SUPPLIED DATA —
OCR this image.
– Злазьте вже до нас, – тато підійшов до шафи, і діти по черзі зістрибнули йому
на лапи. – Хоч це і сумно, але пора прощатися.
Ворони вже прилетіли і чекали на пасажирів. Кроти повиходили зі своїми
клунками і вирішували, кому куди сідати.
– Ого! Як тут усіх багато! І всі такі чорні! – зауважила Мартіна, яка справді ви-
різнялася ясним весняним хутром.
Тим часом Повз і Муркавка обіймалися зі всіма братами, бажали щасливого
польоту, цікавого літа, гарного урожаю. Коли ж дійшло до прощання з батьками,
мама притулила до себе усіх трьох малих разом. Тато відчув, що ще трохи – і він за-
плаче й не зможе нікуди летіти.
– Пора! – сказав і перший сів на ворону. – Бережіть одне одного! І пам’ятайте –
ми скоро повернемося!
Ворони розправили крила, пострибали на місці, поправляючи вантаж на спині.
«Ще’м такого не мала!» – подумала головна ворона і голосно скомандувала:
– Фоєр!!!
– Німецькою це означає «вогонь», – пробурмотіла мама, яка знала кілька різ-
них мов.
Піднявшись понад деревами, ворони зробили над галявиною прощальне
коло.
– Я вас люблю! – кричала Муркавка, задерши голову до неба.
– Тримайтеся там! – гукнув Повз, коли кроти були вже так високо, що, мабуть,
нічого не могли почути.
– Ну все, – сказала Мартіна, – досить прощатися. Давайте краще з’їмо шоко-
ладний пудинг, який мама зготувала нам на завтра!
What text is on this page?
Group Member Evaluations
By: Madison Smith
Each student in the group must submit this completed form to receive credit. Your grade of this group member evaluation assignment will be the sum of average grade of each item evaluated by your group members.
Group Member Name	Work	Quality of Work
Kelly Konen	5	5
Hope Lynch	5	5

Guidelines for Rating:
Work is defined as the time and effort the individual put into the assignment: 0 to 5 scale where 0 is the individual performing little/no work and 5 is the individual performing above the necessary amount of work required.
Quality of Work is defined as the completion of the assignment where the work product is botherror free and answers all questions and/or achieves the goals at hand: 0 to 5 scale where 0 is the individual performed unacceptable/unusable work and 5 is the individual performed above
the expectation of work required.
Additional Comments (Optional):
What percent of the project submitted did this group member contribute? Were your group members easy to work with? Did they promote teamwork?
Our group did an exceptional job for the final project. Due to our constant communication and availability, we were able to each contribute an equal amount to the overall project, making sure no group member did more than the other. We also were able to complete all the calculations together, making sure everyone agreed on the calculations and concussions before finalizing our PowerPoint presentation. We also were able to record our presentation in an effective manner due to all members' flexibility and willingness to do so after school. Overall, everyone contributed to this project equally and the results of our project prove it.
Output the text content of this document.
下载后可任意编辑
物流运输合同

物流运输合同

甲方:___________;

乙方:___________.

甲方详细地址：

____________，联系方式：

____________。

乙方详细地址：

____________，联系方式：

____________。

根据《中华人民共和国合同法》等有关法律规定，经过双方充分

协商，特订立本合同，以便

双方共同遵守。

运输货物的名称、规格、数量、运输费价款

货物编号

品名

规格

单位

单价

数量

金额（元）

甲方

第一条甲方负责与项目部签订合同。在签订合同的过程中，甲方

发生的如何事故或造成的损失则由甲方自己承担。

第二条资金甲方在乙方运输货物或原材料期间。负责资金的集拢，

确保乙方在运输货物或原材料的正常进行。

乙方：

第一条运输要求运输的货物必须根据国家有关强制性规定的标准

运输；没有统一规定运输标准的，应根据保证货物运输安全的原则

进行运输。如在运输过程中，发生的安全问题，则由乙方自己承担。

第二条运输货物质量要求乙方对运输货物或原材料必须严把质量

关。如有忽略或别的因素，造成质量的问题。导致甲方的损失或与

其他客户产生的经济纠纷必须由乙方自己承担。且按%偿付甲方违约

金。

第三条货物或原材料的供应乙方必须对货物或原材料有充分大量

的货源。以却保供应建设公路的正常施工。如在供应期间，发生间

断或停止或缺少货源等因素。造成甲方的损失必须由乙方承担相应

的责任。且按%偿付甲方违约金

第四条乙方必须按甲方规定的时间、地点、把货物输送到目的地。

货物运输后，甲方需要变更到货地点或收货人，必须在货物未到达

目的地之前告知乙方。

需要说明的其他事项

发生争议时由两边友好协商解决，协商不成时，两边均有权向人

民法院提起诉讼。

WORK TO DO — Extract each line holding the word "required" from the records.

THE ANSWER —
Work is defined as the time and effort the individual put into the assignment: 0 to 5 scale where 0 is the individual performing little/no work and 5 is the individual performing above the necessary amount of work required.
the expectation of work required.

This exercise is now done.